Lines of data
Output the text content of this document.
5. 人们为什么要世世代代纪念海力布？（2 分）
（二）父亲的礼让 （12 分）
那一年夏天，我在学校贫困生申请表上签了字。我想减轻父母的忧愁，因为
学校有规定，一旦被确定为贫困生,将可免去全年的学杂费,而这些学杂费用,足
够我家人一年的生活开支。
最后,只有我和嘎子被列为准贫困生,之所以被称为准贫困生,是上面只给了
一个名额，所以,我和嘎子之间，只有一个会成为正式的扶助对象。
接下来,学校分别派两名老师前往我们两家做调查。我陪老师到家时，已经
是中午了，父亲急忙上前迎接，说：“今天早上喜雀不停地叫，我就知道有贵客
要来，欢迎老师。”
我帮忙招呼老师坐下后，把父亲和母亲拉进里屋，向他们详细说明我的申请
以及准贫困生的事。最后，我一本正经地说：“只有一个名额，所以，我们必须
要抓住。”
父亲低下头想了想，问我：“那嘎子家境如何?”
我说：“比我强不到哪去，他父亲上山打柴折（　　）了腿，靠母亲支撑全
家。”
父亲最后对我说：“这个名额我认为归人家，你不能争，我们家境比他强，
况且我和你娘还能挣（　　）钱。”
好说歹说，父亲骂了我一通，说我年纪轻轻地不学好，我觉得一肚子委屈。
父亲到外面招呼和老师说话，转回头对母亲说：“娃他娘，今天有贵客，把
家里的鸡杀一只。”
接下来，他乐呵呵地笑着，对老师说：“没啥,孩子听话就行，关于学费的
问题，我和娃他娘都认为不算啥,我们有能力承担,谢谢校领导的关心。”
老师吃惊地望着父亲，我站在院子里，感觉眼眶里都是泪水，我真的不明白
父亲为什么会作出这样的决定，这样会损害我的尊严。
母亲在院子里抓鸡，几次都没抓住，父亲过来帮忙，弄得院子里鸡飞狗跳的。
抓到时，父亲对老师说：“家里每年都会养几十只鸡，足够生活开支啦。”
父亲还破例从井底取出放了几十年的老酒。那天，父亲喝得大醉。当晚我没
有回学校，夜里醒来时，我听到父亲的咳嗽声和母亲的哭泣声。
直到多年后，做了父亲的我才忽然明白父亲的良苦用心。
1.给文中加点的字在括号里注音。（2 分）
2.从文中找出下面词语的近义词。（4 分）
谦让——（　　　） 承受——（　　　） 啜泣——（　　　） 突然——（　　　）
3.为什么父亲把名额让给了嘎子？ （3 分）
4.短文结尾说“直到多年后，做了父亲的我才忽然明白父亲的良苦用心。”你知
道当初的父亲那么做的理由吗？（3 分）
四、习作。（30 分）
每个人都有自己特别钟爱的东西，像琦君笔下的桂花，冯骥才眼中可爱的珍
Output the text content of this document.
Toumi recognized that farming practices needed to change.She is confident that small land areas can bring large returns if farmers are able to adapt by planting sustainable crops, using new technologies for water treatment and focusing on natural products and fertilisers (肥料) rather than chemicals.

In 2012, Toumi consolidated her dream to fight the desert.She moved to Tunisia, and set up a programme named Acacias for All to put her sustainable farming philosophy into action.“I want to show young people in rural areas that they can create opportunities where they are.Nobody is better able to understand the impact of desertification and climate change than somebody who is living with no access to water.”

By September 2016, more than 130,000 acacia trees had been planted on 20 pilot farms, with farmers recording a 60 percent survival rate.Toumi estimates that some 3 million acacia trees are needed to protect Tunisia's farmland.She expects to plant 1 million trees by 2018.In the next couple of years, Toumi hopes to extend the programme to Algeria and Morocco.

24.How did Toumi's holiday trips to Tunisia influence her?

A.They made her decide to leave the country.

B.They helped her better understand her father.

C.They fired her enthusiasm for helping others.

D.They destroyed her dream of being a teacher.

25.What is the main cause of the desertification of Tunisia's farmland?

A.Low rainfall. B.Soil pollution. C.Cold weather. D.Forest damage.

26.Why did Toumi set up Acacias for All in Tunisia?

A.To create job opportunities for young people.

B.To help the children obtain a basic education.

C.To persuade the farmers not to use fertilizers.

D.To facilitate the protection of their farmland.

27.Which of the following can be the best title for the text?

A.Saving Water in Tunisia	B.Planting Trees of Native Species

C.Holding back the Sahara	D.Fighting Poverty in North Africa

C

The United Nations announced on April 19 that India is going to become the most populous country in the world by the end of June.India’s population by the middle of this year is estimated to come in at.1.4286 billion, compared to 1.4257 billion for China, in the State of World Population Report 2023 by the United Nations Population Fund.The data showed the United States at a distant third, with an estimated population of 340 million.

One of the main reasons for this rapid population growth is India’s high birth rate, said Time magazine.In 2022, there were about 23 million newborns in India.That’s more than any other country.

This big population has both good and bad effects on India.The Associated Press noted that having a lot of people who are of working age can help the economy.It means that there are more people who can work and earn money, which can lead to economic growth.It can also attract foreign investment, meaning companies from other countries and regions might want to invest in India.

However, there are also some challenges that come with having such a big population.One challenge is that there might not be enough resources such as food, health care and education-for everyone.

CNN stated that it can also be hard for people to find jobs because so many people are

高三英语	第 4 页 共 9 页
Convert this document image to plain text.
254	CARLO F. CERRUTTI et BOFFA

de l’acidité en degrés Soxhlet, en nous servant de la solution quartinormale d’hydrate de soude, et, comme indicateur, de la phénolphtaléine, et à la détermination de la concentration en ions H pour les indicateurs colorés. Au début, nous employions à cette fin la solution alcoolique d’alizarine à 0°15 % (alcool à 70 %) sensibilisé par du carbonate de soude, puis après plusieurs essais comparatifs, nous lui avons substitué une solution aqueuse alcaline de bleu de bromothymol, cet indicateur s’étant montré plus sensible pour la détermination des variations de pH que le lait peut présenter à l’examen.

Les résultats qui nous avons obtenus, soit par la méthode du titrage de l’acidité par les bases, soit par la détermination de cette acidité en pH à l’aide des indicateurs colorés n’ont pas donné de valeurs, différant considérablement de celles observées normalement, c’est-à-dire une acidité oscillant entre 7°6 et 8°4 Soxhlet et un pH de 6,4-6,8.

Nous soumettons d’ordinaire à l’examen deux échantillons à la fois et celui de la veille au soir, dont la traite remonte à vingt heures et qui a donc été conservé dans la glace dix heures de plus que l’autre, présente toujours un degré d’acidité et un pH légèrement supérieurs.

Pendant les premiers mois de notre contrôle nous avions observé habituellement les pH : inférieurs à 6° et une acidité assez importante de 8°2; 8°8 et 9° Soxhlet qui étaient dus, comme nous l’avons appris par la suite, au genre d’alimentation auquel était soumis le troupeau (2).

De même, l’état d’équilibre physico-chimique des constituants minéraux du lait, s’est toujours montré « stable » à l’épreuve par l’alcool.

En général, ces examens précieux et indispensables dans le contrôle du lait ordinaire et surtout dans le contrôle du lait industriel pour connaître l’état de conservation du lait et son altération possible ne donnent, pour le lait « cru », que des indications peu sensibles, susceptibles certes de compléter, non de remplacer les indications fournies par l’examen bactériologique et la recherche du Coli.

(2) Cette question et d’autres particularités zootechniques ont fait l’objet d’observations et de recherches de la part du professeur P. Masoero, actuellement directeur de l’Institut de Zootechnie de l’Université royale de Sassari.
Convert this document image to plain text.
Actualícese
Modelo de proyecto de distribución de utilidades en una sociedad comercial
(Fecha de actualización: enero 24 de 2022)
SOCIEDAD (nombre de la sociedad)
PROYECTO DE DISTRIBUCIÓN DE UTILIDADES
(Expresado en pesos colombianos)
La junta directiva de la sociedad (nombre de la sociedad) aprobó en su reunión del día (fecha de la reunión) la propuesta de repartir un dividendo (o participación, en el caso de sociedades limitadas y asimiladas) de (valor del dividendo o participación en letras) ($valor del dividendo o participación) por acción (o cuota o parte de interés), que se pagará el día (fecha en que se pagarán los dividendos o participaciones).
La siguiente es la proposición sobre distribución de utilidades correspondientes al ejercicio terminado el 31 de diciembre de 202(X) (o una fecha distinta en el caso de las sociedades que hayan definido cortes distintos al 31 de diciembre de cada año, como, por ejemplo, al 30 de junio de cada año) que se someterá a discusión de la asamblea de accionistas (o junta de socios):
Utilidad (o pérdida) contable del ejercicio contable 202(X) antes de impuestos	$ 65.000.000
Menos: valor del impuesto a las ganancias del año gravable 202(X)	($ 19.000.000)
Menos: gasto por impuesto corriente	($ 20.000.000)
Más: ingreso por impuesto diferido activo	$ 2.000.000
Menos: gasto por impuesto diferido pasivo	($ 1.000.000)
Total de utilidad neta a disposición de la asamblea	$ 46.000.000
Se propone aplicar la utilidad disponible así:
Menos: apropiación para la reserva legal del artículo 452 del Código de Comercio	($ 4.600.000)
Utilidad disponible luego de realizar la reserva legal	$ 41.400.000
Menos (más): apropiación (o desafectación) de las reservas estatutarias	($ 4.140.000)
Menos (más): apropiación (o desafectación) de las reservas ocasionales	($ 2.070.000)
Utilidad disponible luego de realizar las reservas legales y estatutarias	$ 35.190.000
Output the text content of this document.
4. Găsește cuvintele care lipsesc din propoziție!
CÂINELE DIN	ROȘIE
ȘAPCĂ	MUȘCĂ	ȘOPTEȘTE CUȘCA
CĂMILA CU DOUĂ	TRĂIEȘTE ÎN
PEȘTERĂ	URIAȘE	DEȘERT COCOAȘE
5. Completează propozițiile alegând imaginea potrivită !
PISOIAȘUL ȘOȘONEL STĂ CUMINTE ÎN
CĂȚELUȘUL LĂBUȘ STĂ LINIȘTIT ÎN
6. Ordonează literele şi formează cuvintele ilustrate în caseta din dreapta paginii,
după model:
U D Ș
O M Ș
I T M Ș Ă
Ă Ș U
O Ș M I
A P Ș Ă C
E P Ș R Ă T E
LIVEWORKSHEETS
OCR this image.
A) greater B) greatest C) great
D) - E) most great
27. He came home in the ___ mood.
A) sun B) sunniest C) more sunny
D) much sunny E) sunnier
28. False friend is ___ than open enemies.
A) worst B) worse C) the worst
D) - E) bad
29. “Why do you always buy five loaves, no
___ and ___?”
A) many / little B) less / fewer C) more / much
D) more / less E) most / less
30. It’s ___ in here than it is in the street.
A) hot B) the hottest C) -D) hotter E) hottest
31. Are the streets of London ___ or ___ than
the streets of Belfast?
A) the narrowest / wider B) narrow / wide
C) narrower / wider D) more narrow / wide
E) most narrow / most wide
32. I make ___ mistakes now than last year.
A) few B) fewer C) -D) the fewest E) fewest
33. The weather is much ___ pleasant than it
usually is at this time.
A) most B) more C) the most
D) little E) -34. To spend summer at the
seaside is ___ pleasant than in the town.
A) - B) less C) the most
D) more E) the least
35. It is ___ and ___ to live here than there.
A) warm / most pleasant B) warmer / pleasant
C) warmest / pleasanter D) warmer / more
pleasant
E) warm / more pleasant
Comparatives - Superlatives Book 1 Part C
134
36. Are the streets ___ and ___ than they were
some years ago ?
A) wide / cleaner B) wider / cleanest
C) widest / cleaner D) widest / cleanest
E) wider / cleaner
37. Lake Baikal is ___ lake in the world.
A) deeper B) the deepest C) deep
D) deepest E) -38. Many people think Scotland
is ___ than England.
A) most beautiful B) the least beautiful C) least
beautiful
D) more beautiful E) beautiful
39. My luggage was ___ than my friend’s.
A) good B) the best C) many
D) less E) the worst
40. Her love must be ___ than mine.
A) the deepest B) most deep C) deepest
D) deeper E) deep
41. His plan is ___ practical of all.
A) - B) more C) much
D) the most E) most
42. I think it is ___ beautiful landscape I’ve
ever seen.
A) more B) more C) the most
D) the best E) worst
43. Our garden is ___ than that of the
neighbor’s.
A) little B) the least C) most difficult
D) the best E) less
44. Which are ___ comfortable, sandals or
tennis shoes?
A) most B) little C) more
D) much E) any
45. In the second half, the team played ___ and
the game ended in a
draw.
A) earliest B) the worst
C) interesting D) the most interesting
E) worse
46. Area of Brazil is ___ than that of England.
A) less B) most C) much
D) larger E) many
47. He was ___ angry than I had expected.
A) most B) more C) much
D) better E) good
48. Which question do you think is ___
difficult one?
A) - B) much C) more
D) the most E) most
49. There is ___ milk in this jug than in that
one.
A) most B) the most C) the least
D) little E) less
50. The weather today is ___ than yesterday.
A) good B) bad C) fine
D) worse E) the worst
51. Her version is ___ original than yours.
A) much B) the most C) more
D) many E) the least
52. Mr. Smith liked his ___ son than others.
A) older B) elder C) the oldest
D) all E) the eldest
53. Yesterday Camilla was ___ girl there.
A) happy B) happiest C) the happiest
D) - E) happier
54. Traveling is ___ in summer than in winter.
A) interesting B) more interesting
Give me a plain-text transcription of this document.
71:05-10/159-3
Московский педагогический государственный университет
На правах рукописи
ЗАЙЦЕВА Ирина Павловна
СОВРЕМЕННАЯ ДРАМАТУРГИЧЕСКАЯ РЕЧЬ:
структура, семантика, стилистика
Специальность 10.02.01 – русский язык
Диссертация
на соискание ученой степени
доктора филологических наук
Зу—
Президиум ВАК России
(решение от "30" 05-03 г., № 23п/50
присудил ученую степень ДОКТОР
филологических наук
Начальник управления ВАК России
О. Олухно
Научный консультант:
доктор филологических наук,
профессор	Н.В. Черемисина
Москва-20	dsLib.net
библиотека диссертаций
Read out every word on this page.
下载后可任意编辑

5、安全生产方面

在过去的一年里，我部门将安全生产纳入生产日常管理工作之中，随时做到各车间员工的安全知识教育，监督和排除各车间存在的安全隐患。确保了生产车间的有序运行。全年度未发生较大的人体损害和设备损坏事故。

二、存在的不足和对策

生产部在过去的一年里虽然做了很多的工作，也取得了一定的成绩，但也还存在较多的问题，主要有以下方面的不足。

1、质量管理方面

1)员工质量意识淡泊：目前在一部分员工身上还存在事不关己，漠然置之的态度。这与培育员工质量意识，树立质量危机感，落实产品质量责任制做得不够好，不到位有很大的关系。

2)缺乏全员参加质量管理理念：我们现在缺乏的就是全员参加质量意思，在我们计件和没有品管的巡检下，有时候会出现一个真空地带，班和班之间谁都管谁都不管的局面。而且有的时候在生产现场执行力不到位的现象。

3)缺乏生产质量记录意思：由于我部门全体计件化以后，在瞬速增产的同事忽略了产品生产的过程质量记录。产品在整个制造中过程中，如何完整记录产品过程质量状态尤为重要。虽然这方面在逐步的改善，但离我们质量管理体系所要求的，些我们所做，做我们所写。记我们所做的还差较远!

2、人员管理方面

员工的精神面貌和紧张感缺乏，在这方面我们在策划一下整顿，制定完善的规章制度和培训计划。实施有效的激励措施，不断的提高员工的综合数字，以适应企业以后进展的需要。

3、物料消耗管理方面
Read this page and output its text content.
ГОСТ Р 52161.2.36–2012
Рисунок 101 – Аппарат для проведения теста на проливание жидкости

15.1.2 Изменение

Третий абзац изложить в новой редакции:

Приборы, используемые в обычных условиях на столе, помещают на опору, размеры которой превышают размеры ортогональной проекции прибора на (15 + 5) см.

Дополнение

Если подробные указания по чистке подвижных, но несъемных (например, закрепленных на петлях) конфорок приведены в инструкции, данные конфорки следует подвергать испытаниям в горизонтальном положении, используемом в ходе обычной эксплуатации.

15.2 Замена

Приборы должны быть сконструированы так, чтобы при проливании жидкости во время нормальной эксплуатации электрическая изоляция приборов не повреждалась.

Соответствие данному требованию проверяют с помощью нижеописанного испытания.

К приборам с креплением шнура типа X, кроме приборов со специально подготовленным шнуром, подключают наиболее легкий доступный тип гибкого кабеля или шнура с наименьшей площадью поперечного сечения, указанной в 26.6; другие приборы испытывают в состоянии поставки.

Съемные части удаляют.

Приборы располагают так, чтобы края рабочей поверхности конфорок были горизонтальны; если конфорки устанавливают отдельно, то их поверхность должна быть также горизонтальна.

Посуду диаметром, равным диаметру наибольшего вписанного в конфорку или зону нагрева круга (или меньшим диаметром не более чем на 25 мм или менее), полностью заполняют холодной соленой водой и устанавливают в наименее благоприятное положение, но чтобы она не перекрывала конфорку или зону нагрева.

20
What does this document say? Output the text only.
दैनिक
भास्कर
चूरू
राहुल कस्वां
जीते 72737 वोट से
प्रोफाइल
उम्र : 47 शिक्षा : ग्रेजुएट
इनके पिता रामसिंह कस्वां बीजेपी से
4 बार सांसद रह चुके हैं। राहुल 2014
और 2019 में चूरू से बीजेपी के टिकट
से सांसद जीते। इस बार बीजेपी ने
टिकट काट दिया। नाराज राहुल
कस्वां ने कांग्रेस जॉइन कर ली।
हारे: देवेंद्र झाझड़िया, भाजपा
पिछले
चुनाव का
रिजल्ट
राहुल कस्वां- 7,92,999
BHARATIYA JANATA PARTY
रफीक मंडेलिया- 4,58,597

** Exercise **
Isolate each line of the listing above that includes "cleaner". Copy it.

** Result of this task **
A) wide / cleaner B) wider / cleanest
C) widest / cleaner D) widest / cleanest
E) wider / cleaner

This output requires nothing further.